_Passage provided_.
____

Another post-Hinckley effort at undermining the effect of the insanity defense, adopted in about a dozen states, is the guilty but mentally ill (GBMI) verdict. This verdict is meant to provide juries with a compromise between an insanity finding and a straightforward guilty verdict. Empirical research indicates that the GBMI verdict has not reduced insanity acquittals, but rather merely provides jurors with another way of describing those who are normally found guilty. Furthermore, the verdict is seriously misleading to the extent that jurors or defense attorneys believe that it somehow mitigates sentence. In fact, persons found GBMI are supposed to and do receive the same sentence as if they had been found guilty, and several have been sentenced to death.

Approximately five states have abolished the insanity defense, although they still allow defendants to present psychiatric evidence that might prove the defendant did not intend the offense. This ‘‘mens rea’’ alternative has generally been upheld against constitutional attack, although one state court found it violated due process because it abolishes the (broader) insanity excuse (Finger v. State, 117 Nev. 548, 27 P.3d 66, 2001). Also of relevance here is the U.S. Supreme Court’s decision in Montana v. Egelhoff, 518 U.S. 37 (1996), which found that a state’s abolition of the intoxication defense did not violate due process primarily because that defense was ‘‘of recent vintage.’’ On this reasoning, the insanity defense, which has ancient origins, might be constitutionally mandated.

____

_Written exercise A_.
Using the passage on the insanity defense, answer these:
(i) In about how many states has the guilty but mentally ill verdict been adopted?
(ii) Approximately how many states have abolished the insanity defense?
(iii) Which U.S. Supreme Court decision found that a state's abolition of the intoxication defense did not violate due process?
_Written exercise B_. Copy the part of the insanity defense passage starting at "Approximately five states" and ending at "be constitutionally mandated.".

_Data lines_.
____

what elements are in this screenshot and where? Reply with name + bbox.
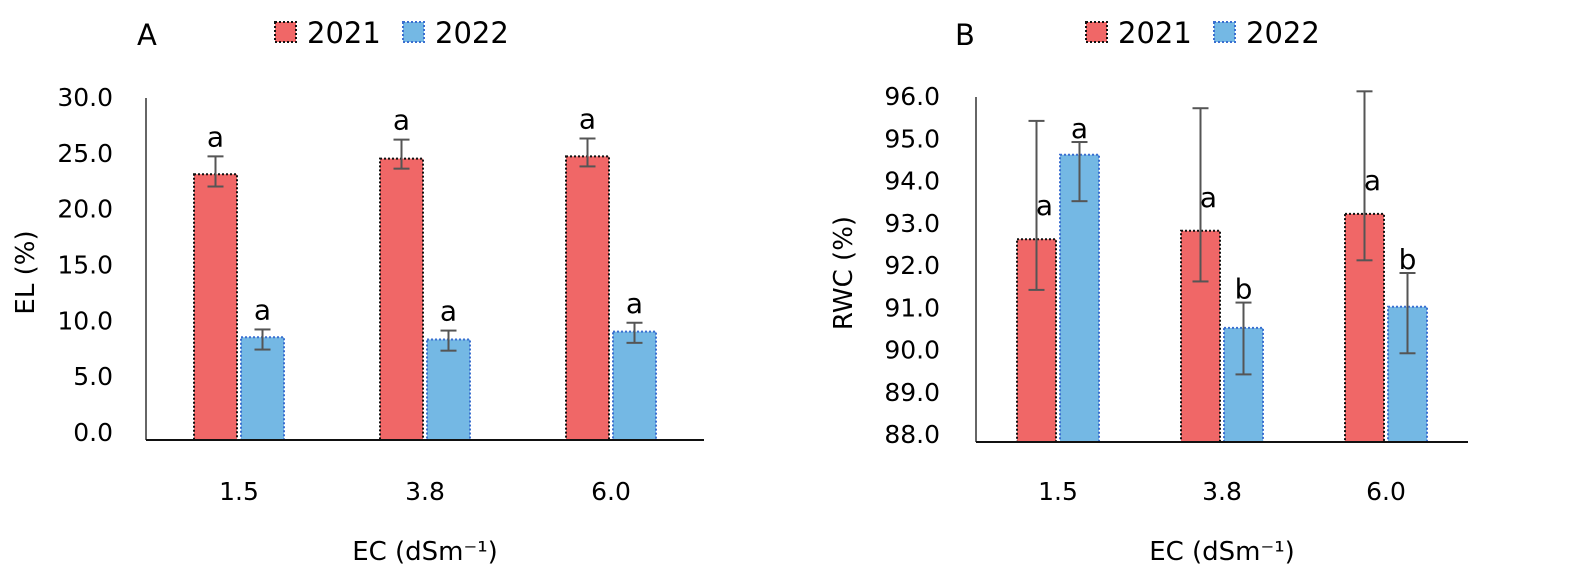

____

_Task answer A_.
(i) About a dozen
(ii) Approximately five
(iii) Montana v. Egelhoff, 518 U.S. 37 (1996)

_Task answer B_.
Approximately five states have abolished the insanity defense, although they still allow defendants to present psychiatric evidence that might prove the defendant did not intend the offense. This ‘‘mens rea’’ alternative has generally been upheld against constitutional attack, although one state court found it violated due process because it abolishes the (broader) insanity excuse (Finger v. State, 117 Nev. 548, 27 P.3d 66, 2001). Also of relevance here is the U.S. Supreme Court’s decision in Montana v. Egelhoff, 518 U.S. 37 (1996), which found that a state’s abolition of the intoxication defense did not violate due process primarily because that defense was ‘‘of recent vintage.’’ On this reasoning, the insanity defense, which has ancient origins, might be constitutionally mandated.